§ WRITTEN TASK:
Restate the full set of records exactly, without adding or dropping a word.

§ EXTRACTED RECORDS:
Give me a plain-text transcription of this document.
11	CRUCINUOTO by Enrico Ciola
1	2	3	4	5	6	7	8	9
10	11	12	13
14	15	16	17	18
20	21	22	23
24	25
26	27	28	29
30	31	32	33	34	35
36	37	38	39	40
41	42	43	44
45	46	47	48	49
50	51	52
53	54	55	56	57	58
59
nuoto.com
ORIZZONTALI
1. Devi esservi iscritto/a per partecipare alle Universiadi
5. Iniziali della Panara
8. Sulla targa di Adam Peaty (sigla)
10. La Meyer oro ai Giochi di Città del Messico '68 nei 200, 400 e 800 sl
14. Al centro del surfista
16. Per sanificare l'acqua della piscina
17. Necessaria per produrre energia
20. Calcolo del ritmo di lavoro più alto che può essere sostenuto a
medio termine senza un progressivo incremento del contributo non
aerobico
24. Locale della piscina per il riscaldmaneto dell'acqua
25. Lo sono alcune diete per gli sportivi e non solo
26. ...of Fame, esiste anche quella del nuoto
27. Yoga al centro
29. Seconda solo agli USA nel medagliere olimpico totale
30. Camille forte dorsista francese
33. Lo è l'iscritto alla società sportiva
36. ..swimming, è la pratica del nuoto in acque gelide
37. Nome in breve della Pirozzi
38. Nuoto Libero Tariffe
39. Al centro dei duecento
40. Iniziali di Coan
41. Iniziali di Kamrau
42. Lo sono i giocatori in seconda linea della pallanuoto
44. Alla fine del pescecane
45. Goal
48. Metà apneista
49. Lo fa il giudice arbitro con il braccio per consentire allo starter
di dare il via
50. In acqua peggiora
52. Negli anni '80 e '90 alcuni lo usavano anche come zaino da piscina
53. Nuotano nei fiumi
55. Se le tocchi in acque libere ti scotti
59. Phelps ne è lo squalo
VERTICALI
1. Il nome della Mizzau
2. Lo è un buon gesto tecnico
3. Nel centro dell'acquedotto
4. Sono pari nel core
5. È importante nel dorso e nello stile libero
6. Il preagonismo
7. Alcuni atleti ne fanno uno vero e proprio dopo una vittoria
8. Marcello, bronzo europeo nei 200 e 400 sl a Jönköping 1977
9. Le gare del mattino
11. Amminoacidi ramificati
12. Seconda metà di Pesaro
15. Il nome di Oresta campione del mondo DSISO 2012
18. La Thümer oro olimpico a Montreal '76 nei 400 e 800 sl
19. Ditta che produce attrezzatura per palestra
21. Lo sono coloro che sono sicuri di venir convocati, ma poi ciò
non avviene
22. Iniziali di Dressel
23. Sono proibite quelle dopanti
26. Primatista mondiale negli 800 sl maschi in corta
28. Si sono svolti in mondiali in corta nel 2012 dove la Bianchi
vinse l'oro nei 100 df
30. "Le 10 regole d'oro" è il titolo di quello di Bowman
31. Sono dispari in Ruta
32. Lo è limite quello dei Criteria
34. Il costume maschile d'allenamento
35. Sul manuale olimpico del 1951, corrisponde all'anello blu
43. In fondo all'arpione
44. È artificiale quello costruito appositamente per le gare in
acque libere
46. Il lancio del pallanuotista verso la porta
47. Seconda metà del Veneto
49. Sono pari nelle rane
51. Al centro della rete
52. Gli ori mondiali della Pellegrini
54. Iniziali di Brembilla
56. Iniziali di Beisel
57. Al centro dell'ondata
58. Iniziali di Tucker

§ FULL RESPONSE:
Give me a plain-text transcription of this document.
11	CRUCINUOTO by Enrico Ciola
1	2	3	4	5	6	7	8	9
10	11	12	13
14	15	16	17	18
20	21	22	23
24	25
26	27	28	29
30	31	32	33	34	35
36	37	38	39	40
41	42	43	44
45	46	47	48	49
50	51	52
53	54	55	56	57	58
59
nuoto.com
ORIZZONTALI
1. Devi esservi iscritto/a per partecipare alle Universiadi
5. Iniziali della Panara
8. Sulla targa di Adam Peaty (sigla)
10. La Meyer oro ai Giochi di Città del Messico '68 nei 200, 400 e 800 sl
14. Al centro del surfista
16. Per sanificare l'acqua della piscina
17. Necessaria per produrre energia
20. Calcolo del ritmo di lavoro più alto che può essere sostenuto a
medio termine senza un progressivo incremento del contributo non
aerobico
24. Locale della piscina per il riscaldmaneto dell'acqua
25. Lo sono alcune diete per gli sportivi e non solo
26. ...of Fame, esiste anche quella del nuoto
27. Yoga al centro
29. Seconda solo agli USA nel medagliere olimpico totale
30. Camille forte dorsista francese
33. Lo è l'iscritto alla società sportiva
36. ..swimming, è la pratica del nuoto in acque gelide
37. Nome in breve della Pirozzi
38. Nuoto Libero Tariffe
39. Al centro dei duecento
40. Iniziali di Coan
41. Iniziali di Kamrau
42. Lo sono i giocatori in seconda linea della pallanuoto
44. Alla fine del pescecane
45. Goal
48. Metà apneista
49. Lo fa il giudice arbitro con il braccio per consentire allo starter
di dare il via
50. In acqua peggiora
52. Negli anni '80 e '90 alcuni lo usavano anche come zaino da piscina
53. Nuotano nei fiumi
55. Se le tocchi in acque libere ti scotti
59. Phelps ne è lo squalo
VERTICALI
1. Il nome della Mizzau
2. Lo è un buon gesto tecnico
3. Nel centro dell'acquedotto
4. Sono pari nel core
5. È importante nel dorso e nello stile libero
6. Il preagonismo
7. Alcuni atleti ne fanno uno vero e proprio dopo una vittoria
8. Marcello, bronzo europeo nei 200 e 400 sl a Jönköping 1977
9. Le gare del mattino
11. Amminoacidi ramificati
12. Seconda metà di Pesaro
15. Il nome di Oresta campione del mondo DSISO 2012
18. La Thümer oro olimpico a Montreal '76 nei 400 e 800 sl
19. Ditta che produce attrezzatura per palestra
21. Lo sono coloro che sono sicuri di venir convocati, ma poi ciò
non avviene
22. Iniziali di Dressel
23. Sono proibite quelle dopanti
26. Primatista mondiale negli 800 sl maschi in corta
28. Si sono svolti in mondiali in corta nel 2012 dove la Bianchi
vinse l'oro nei 100 df
30. "Le 10 regole d'oro" è il titolo di quello di Bowman
31. Sono dispari in Ruta
32. Lo è limite quello dei Criteria
34. Il costume maschile d'allenamento
35. Sul manuale olimpico del 1951, corrisponde all'anello blu
43. In fondo all'arpione
44. È artificiale quello costruito appositamente per le gare in
acque libere
46. Il lancio del pallanuotista verso la porta
47. Seconda metà del Veneto
49. Sono pari nelle rane
51. Al centro della rete
52. Gli ori mondiali della Pellegrini
54. Iniziali di Brembilla
56. Iniziali di Beisel
57. Al centro dell'ondata
58. Iniziali di Tucker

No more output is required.